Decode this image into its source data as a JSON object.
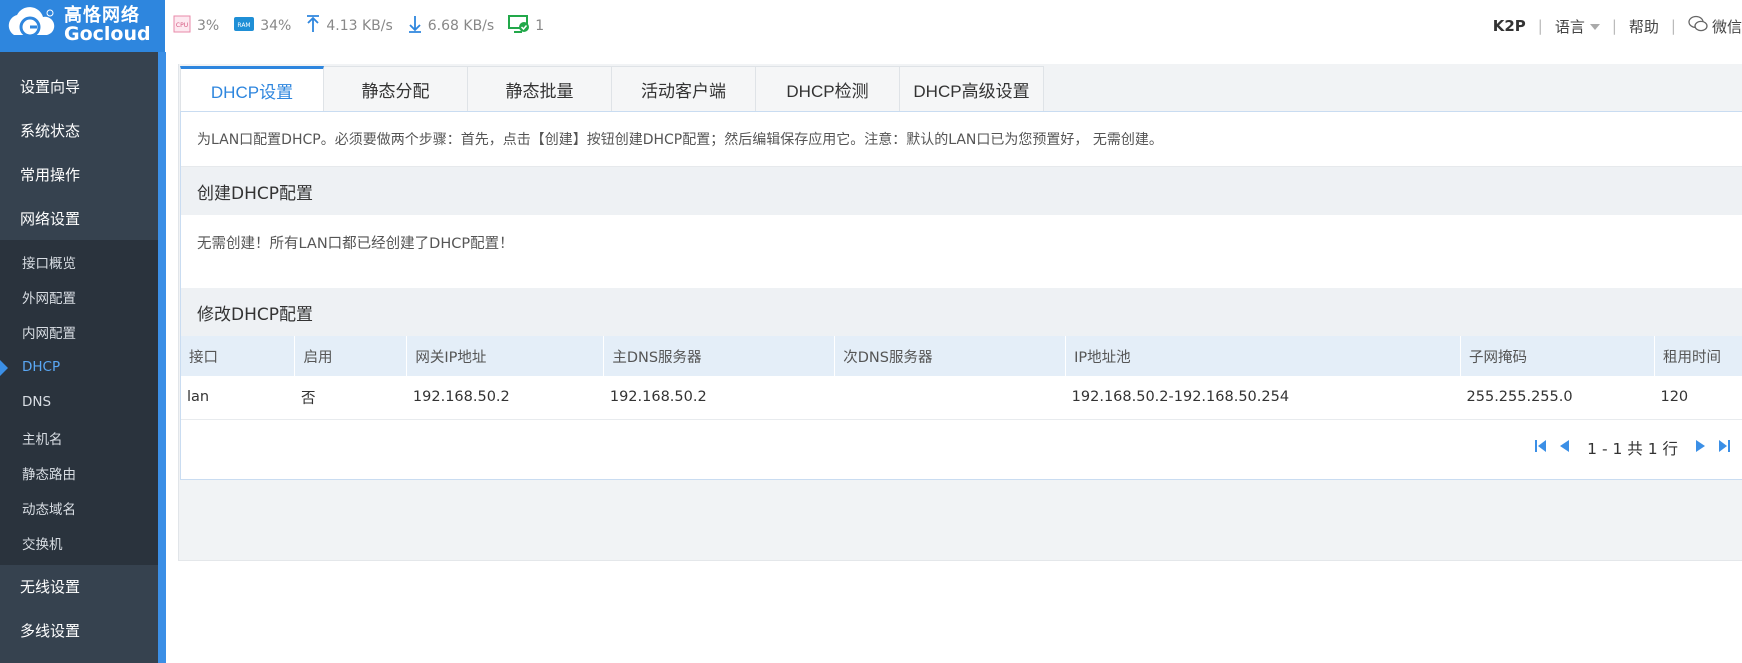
{
  "brand": {
    "name_cn": "高恪网络",
    "name_en": "Gocloud",
    "color": "#2e86de"
  },
  "stats": {
    "cpu_icon": "cpu-chip-icon",
    "cpu": "3%",
    "ram_icon": "ram-chip-icon",
    "ram": "34%",
    "upload_icon": "upload-arrow-icon",
    "upload": "4.13 KB/s",
    "download_icon": "download-arrow-icon",
    "download": "6.68 KB/s",
    "devices_icon": "monitor-check-icon",
    "devices": "1"
  },
  "header": {
    "model": "K2P",
    "language": "语言",
    "help": "帮助",
    "wechat": "微信"
  },
  "sidebar": {
    "main_top": [
      "设置向导",
      "系统状态",
      "常用操作",
      "网络设置"
    ],
    "sub": [
      "接口概览",
      "外网配置",
      "内网配置",
      "DHCP",
      "DNS",
      "主机名",
      "静态路由",
      "动态域名",
      "交换机"
    ],
    "active_sub": "DHCP",
    "main_bottom": [
      "无线设置",
      "多线设置"
    ]
  },
  "tabs": [
    "DHCP设置",
    "静态分配",
    "静态批量",
    "活动客户端",
    "DHCP检测",
    "DHCP高级设置"
  ],
  "active_tab": "DHCP设置",
  "intro": "为LAN口配置DHCP。必须要做两个步骤：首先，点击【创建】按钮创建DHCP配置；然后编辑保存应用它。注意：默认的LAN口已为您预置好， 无需创建。",
  "create_section": {
    "title": "创建DHCP配置",
    "message": "无需创建！所有LAN口都已经创建了DHCP配置！"
  },
  "edit_section": {
    "title": "修改DHCP配置",
    "columns": [
      "接口",
      "启用",
      "网关IP地址",
      "主DNS服务器",
      "次DNS服务器",
      "IP地址池",
      "子网掩码",
      "租用时间"
    ],
    "rows": [
      [
        "lan",
        "否",
        "192.168.50.2",
        "192.168.50.2",
        "",
        "192.168.50.2-192.168.50.254",
        "255.255.255.0",
        "120"
      ]
    ]
  },
  "pagination": {
    "text": "1 - 1 共 1 行"
  }
}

══════════════════════════════

### REQUEST
Leave the pictures out and reproduce each record exactly as written.

### ANSWER IN FULL
Decode this image into its source data as a JSON object.
{
  "brand": {
    "name_cn": "高恪网络",
    "name_en": "Gocloud",
    "color": "#2e86de"
  },
  "stats": {
    "cpu_icon": "cpu-chip-icon",
    "cpu": "3%",
    "ram_icon": "ram-chip-icon",
    "ram": "34%",
    "upload_icon": "upload-arrow-icon",
    "upload": "4.13 KB/s",
    "download_icon": "download-arrow-icon",
    "download": "6.68 KB/s",
    "devices_icon": "monitor-check-icon",
    "devices": "1"
  },
  "header": {
    "model": "K2P",
    "language": "语言",
    "help": "帮助",
    "wechat": "微信"
  },
  "sidebar": {
    "main_top": [
      "设置向导",
      "系统状态",
      "常用操作",
      "网络设置"
    ],
    "sub": [
      "接口概览",
      "外网配置",
      "内网配置",
      "DHCP",
      "DNS",
      "主机名",
      "静态路由",
      "动态域名",
      "交换机"
    ],
    "active_sub": "DHCP",
    "main_bottom": [
      "无线设置",
      "多线设置"
    ]
  },
  "tabs": [
    "DHCP设置",
    "静态分配",
    "静态批量",
    "活动客户端",
    "DHCP检测",
    "DHCP高级设置"
  ],
  "active_tab": "DHCP设置",
  "intro": "为LAN口配置DHCP。必须要做两个步骤：首先，点击【创建】按钮创建DHCP配置；然后编辑保存应用它。注意：默认的LAN口已为您预置好， 无需创建。",
  "create_section": {
    "title": "创建DHCP配置",
    "message": "无需创建！所有LAN口都已经创建了DHCP配置！"
  },
  "edit_section": {
    "title": "修改DHCP配置",
    "columns": [
      "接口",
      "启用",
      "网关IP地址",
      "主DNS服务器",
      "次DNS服务器",
      "IP地址池",
      "子网掩码",
      "租用时间"
    ],
    "rows": [
      [
        "lan",
        "否",
        "192.168.50.2",
        "192.168.50.2",
        "",
        "192.168.50.2-192.168.50.254",
        "255.255.255.0",
        "120"
      ]
    ]
  },
  "pagination": {
    "text": "1 - 1 共 1 行"
  }
}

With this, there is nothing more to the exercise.